**Excerpt**
"""

Monday 12 October 2015

Collaborative Planning (PYP Online) - Module 1

Module 1 - Activity 3 - Definition of Collaboration

Based upon the readings:

Question 1 - How are characteristics of effective teams described?

The people problem (Harvey Robins and Michael Finley)

- The perfect team versus “Real teams--your teams are made up of living, breathing and imperfect people”

- Identify your communication style / adapt your style depending on whoever you are communicating with - to change your style completely is difficult! - It is possible to “soften the extremeness of your style, and learn how to communicate with people in other styles” - don’t be a chameleon - much rather “try to see things through their eyes, and understand their needs and preferences”

- ‘The will to team’ - “Learning about one another and by caring” - you may not like one another, “but you do have to get to know one another, and to value one another’s abilities and individuality” - It is when we “meet team mates halfway” and work together, that objectives can be met.

Competitive Hazards (Harvey Robins and Michael Finley)

- ‘Transcompetition’ = “grafting of fruit from the two trees of competition and collaboration” - taking both the good and bad - combine the best of both areas! 

Improving Relationships Within the Schoolhouse (Roland S. Barth)

- Congenial relationships - Relationships that are interactive and positive = personal and friendly

- Talking about practice - Creating an atmosphere where teachers talk about their work = student evaluation, parent involvement, curriculum development and team teaching

- Sharing Craft knowledge - Staff meetings - Having the opportunity to share “a front-burner issue about which they have learned something important or useful” - this works against the challenge of “withholding”

- Observing one another - Holding a staff meeting in the classroom of a different teacher - the host is then responsible for ‘show and tell’ - this allows for follow up discussions - this reduces any anxiety a teacher may have about being observed.

- Rooting for one another - Offering to help!

Question 2 - What are challenges when collaborating with others?

The people problem (Harvey Robins and Michael Finley)

- When we form a team “nearly all team members are taken aback by the personalities of the other team members” - this is a big challenge and one “major reason teams fail”

- Misunderstandings are created because we are all different - these need to be overcome - “but they require self-knowledge, generous attention to the person who’s bugging us, and the will to keep working together, and not give up on one another” - or… we give up on one another

- Diversity = “different minds, different slants, different hot buttons… different cultures… different histories… different brains” - this can lead to “the message transmitted is not the message received” - How we communicate with others is “influenced… by what kind of person you are - - by your behavioural style”

- Home plates - Right to left = assertiveness - from passive (asking) to activity (telling), Top to bottom = Responsiveness - controlled reaction (top) to emotional reaction (bottom) - Analyticals (perfectionists, critical, stuffy…) Amiables (people people, dependent, awkward...) Drivers (Let-me-do-it people, tough, harsh…) Expressives (Big-picture people, excitable, friendly…) - On a team you might find all of these!

"""

**Job 1**
Rewrite the part of the collaboration notes that opens with the words containing "- Talking about" and closes with "about being observed.", putting "worry" in place of "anxiety".
**Job 2**
Based on the collaboration notes, do these statements hold? (a) One suggestion is to hold a staff meeting in another teacher's classroom. (b) Team members are required to like one another. (c) Changing your communication style completely is recommended.
The records that come next have no connection to the collaboration notes.

**Data**
"""

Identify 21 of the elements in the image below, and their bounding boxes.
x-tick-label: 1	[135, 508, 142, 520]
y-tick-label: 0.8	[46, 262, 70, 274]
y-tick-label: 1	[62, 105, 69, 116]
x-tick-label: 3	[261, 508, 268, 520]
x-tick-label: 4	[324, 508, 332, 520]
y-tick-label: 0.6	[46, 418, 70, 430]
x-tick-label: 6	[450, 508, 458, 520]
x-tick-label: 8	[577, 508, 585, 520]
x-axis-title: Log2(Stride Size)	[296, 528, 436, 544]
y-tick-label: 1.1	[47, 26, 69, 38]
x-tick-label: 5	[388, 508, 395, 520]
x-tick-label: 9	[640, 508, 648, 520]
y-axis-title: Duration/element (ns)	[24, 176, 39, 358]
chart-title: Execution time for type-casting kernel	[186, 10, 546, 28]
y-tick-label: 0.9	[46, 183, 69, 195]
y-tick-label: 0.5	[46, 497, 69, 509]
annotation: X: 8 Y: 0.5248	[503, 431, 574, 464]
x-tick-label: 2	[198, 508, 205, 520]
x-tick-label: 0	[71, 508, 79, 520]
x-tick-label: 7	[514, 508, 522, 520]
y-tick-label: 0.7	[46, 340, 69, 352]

"""
"""

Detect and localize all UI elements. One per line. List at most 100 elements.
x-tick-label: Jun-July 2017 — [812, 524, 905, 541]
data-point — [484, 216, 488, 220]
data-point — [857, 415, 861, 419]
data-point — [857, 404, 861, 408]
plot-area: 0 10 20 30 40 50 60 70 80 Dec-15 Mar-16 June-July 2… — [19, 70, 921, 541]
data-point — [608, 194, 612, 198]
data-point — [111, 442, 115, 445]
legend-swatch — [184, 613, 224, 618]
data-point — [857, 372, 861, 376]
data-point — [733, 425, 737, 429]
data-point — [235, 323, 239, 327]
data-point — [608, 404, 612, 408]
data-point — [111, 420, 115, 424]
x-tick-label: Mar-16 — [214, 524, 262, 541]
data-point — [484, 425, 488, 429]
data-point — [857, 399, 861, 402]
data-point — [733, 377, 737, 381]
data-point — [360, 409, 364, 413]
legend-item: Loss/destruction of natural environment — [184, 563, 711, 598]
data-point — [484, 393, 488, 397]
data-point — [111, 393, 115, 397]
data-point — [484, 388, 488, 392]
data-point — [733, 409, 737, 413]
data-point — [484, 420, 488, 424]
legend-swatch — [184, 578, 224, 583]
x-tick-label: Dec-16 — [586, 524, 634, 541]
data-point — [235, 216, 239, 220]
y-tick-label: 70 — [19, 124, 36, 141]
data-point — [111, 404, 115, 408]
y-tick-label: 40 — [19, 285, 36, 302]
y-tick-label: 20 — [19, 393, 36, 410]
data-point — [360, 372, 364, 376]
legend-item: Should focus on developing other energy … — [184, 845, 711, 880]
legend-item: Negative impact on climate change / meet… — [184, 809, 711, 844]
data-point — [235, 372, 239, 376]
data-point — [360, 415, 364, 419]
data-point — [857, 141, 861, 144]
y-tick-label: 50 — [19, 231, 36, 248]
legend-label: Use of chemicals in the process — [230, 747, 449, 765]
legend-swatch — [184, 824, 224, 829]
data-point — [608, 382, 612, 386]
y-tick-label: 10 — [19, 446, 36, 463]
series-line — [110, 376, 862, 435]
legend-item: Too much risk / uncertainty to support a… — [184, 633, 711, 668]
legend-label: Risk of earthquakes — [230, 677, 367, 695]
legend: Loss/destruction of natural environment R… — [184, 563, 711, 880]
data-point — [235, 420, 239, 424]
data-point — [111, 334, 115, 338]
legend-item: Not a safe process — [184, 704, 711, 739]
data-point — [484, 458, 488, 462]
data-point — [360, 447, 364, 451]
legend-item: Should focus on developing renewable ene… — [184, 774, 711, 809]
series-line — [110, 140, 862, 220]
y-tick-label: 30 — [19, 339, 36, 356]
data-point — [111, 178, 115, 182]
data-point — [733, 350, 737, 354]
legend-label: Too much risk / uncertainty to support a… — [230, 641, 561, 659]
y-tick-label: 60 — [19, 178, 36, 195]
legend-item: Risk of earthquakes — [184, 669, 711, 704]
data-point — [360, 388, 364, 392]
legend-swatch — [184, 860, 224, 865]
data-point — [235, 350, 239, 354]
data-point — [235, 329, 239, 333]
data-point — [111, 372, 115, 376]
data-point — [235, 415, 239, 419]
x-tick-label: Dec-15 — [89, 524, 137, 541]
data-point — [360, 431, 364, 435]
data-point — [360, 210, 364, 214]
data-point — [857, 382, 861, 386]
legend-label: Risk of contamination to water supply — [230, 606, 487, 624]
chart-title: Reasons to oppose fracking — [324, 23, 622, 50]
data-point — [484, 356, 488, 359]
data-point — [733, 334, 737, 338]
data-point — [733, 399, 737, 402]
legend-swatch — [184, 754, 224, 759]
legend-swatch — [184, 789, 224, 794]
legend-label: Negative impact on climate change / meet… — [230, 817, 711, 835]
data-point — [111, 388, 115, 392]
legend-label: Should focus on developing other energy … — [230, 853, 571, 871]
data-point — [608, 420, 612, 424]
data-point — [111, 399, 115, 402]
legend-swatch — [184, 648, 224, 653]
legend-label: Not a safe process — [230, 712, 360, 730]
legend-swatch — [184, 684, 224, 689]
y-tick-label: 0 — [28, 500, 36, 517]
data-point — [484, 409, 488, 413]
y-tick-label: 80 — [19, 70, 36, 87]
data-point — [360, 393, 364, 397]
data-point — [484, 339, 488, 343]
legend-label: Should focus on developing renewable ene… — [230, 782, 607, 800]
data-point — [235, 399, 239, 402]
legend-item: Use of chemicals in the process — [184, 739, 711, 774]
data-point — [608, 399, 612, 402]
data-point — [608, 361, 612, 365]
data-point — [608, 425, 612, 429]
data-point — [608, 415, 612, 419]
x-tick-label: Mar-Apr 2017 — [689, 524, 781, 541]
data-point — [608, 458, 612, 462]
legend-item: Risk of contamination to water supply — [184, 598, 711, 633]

"""

**Written answer 1**
- Talking about practice - Creating an atmosphere where teachers talk about their work = student evaluation, parent involvement, curriculum development and team teaching

- Sharing Craft knowledge - Staff meetings - Having the opportunity to share “a front-burner issue about which they have learned something important or useful” - this works against the challenge of “withholding”

- Observing one another - Holding a staff meeting in the classroom of a different teacher - the host is then responsible for ‘show and tell’ - this allows for follow up discussions - this reduces any worry a teacher may have about being observed.

**Written answer 2**
(a) Yes: "Holding a staff meeting in the classroom of a different teacher"
(b) No: "you may not like one another, “but you do have to get to know one another, and to value one another’s abilities and individuality”"
(c) No: "to change your style completely is difficult!" and "don’t be a chameleon"